◆ **GIVEN REQUEST**
Collect all lines containing the word "Правительства" from the data.

────────────────

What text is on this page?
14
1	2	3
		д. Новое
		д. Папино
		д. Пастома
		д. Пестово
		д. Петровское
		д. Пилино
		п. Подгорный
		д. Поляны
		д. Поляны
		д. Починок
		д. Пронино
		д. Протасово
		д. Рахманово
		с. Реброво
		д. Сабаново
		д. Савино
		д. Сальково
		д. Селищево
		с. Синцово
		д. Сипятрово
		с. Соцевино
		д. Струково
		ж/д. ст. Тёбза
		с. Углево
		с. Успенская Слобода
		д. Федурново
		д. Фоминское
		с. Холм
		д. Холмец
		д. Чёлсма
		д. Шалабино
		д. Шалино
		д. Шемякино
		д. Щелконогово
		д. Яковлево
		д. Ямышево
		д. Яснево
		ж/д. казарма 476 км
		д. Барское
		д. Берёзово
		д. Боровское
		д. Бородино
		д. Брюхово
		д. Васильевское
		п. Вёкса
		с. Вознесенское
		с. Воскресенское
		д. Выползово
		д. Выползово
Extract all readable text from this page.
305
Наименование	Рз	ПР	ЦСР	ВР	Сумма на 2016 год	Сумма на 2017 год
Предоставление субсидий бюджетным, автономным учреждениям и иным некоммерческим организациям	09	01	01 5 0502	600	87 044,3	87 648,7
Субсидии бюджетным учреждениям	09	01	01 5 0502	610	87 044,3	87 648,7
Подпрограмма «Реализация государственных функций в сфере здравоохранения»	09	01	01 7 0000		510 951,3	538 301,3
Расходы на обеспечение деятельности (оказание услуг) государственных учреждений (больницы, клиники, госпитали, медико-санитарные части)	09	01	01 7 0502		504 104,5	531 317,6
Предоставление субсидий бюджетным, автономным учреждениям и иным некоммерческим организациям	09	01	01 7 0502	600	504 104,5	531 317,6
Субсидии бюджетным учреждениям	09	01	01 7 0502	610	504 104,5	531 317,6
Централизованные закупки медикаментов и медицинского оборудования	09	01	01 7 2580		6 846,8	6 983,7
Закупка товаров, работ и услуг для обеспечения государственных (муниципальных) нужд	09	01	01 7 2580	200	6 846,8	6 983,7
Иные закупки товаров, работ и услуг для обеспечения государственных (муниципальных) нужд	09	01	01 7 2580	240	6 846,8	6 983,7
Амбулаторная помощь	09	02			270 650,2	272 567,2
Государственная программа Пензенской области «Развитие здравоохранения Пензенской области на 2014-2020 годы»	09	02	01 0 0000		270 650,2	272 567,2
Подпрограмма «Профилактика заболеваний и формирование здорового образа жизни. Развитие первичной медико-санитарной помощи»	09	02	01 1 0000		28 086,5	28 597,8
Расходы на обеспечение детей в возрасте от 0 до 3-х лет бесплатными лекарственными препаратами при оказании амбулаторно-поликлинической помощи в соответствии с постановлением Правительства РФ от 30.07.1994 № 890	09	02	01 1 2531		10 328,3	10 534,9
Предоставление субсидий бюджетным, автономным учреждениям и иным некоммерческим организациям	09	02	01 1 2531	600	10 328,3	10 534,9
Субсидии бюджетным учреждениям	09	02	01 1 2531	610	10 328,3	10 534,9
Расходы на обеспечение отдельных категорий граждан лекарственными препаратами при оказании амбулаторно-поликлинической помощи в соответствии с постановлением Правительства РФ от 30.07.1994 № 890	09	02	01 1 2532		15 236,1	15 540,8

────────────────

◆ **FINAL RESULT**
Расходы на обеспечение детей в возрасте от 0 до 3-х лет бесплатными лекарственными препаратами при оказании амбулаторно-поликлинической помощи в соответствии с постановлением Правительства РФ от 30.07.1994 № 890	09	02	01 1 2531		10 328,3	10 534,9
Расходы на обеспечение отдельных категорий граждан лекарственными препаратами при оказании амбулаторно-поликлинической помощи в соответствии с постановлением Правительства РФ от 30.07.1994 № 890	09	02	01 1 2532		15 236,1	15 540,8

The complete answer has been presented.